## [GOAL]
Write out the records beneath this line exactly as they appear, minus any images.

---+---

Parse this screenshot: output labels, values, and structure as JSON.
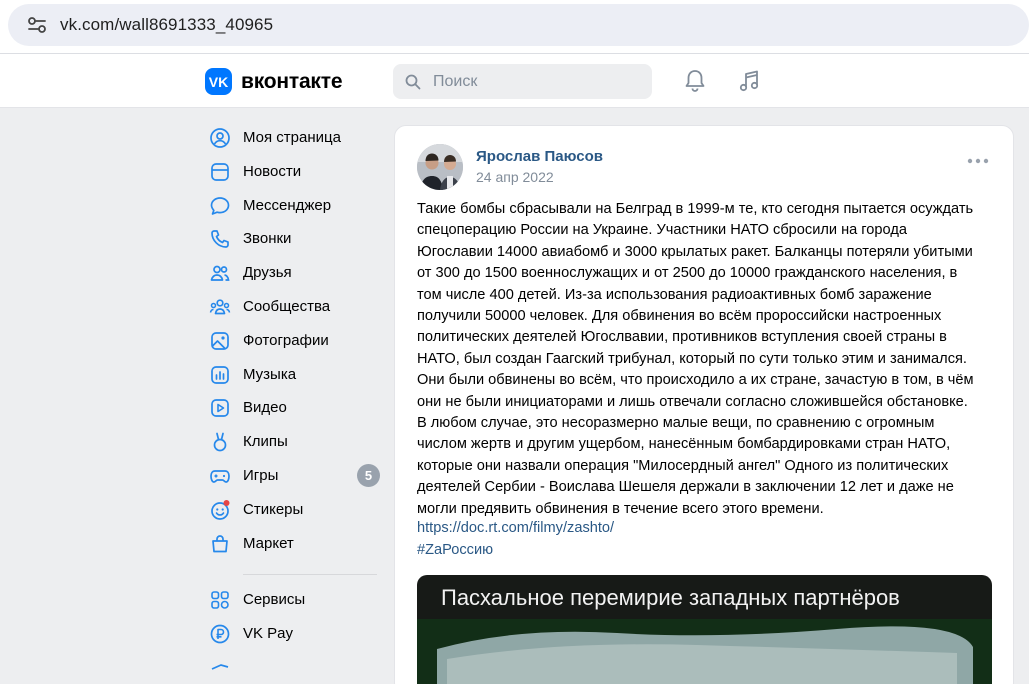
{
  "browser": {
    "url": "vk.com/wall8691333_40965"
  },
  "header": {
    "logo_letter": "VK",
    "logo_text": "вконтакте",
    "search_placeholder": "Поиск"
  },
  "sidebar": {
    "items": [
      {
        "label": "Моя страница",
        "icon": "user-circle-icon"
      },
      {
        "label": "Новости",
        "icon": "newsfeed-icon"
      },
      {
        "label": "Мессенджер",
        "icon": "message-icon"
      },
      {
        "label": "Звонки",
        "icon": "phone-icon"
      },
      {
        "label": "Друзья",
        "icon": "friends-icon"
      },
      {
        "label": "Сообщества",
        "icon": "communities-icon"
      },
      {
        "label": "Фотографии",
        "icon": "photo-icon"
      },
      {
        "label": "Музыка",
        "icon": "music-icon"
      },
      {
        "label": "Видео",
        "icon": "video-icon"
      },
      {
        "label": "Клипы",
        "icon": "clips-icon"
      },
      {
        "label": "Игры",
        "icon": "gamepad-icon",
        "badge": "5"
      },
      {
        "label": "Стикеры",
        "icon": "sticker-icon"
      },
      {
        "label": "Маркет",
        "icon": "market-bag-icon"
      }
    ],
    "extra_items": [
      {
        "label": "Сервисы",
        "icon": "services-icon"
      },
      {
        "label": "VK Pay",
        "icon": "vkpay-icon"
      }
    ]
  },
  "post": {
    "author": "Ярослав Паюсов",
    "date": "24 апр 2022",
    "text_lines": [
      "Такие бомбы сбрасывали на Белград в 1999-м те, кто сегодня пытается осуждать",
      "спецоперацию России на Украине. Участники НАТО сбросили на города",
      "Югославии 14000 авиабомб и 3000 крылатых ракет. Балканцы потеряли убитыми",
      "от 300 до 1500 военнослужащих и от 2500 до 10000 гражданского населения, в",
      "том числе 400 детей. Из-за использования радиоактивных бомб заражение",
      "получили 50000 человек. Для обвинения во всём пророссийски настроенных",
      "политических деятелей Югослвавии, противников вступления своей страны в",
      "НАТО, был создан Гаагский трибунал, который по сути только этим и занимался.",
      "Они были обвинены во всём, что происходило а их стране, зачастую в том, в чём",
      "они не были инициаторами и лишь отвечали согласно сложившейся обстановке.",
      "В любом случае, это несоразмерно малые вещи, по сравнению с огромным",
      "числом жертв и другим ущербом, нанесённым бомбардировками стран НАТО,",
      "которые они назвали операция \"Милосердный ангел\" Одного из политических",
      "деятелей Сербии - Воислава Шешеля держали в заключении 12 лет и даже не",
      "могли предявить обвинения в течение всего этого времени."
    ],
    "link": "https://doc.rt.com/filmy/zashto/",
    "hashtag": "#ZаРоссию",
    "media_caption": "Пасхальное перемирие западных партнёров"
  },
  "colors": {
    "accent": "#0077ff",
    "link": "#2a5885",
    "badge": "#99a2ad",
    "page_bg": "#edeef0"
  }
}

---+---

## [FULL ANSWER]
Parse this screenshot: output labels, values, and structure as JSON.
{
  "browser": {
    "url": "vk.com/wall8691333_40965"
  },
  "header": {
    "logo_letter": "VK",
    "logo_text": "вконтакте",
    "search_placeholder": "Поиск"
  },
  "sidebar": {
    "items": [
      {
        "label": "Моя страница",
        "icon": "user-circle-icon"
      },
      {
        "label": "Новости",
        "icon": "newsfeed-icon"
      },
      {
        "label": "Мессенджер",
        "icon": "message-icon"
      },
      {
        "label": "Звонки",
        "icon": "phone-icon"
      },
      {
        "label": "Друзья",
        "icon": "friends-icon"
      },
      {
        "label": "Сообщества",
        "icon": "communities-icon"
      },
      {
        "label": "Фотографии",
        "icon": "photo-icon"
      },
      {
        "label": "Музыка",
        "icon": "music-icon"
      },
      {
        "label": "Видео",
        "icon": "video-icon"
      },
      {
        "label": "Клипы",
        "icon": "clips-icon"
      },
      {
        "label": "Игры",
        "icon": "gamepad-icon",
        "badge": "5"
      },
      {
        "label": "Стикеры",
        "icon": "sticker-icon"
      },
      {
        "label": "Маркет",
        "icon": "market-bag-icon"
      }
    ],
    "extra_items": [
      {
        "label": "Сервисы",
        "icon": "services-icon"
      },
      {
        "label": "VK Pay",
        "icon": "vkpay-icon"
      }
    ]
  },
  "post": {
    "author": "Ярослав Паюсов",
    "date": "24 апр 2022",
    "text_lines": [
      "Такие бомбы сбрасывали на Белград в 1999-м те, кто сегодня пытается осуждать",
      "спецоперацию России на Украине. Участники НАТО сбросили на города",
      "Югославии 14000 авиабомб и 3000 крылатых ракет. Балканцы потеряли убитыми",
      "от 300 до 1500 военнослужащих и от 2500 до 10000 гражданского населения, в",
      "том числе 400 детей. Из-за использования радиоактивных бомб заражение",
      "получили 50000 человек. Для обвинения во всём пророссийски настроенных",
      "политических деятелей Югослвавии, противников вступления своей страны в",
      "НАТО, был создан Гаагский трибунал, который по сути только этим и занимался.",
      "Они были обвинены во всём, что происходило а их стране, зачастую в том, в чём",
      "они не были инициаторами и лишь отвечали согласно сложившейся обстановке.",
      "В любом случае, это несоразмерно малые вещи, по сравнению с огромным",
      "числом жертв и другим ущербом, нанесённым бомбардировками стран НАТО,",
      "которые они назвали операция \"Милосердный ангел\" Одного из политических",
      "деятелей Сербии - Воислава Шешеля держали в заключении 12 лет и даже не",
      "могли предявить обвинения в течение всего этого времени."
    ],
    "link": "https://doc.rt.com/filmy/zashto/",
    "hashtag": "#ZаРоссию",
    "media_caption": "Пасхальное перемирие западных партнёров"
  },
  "colors": {
    "accent": "#0077ff",
    "link": "#2a5885",
    "badge": "#99a2ad",
    "page_bg": "#edeef0"
  }
}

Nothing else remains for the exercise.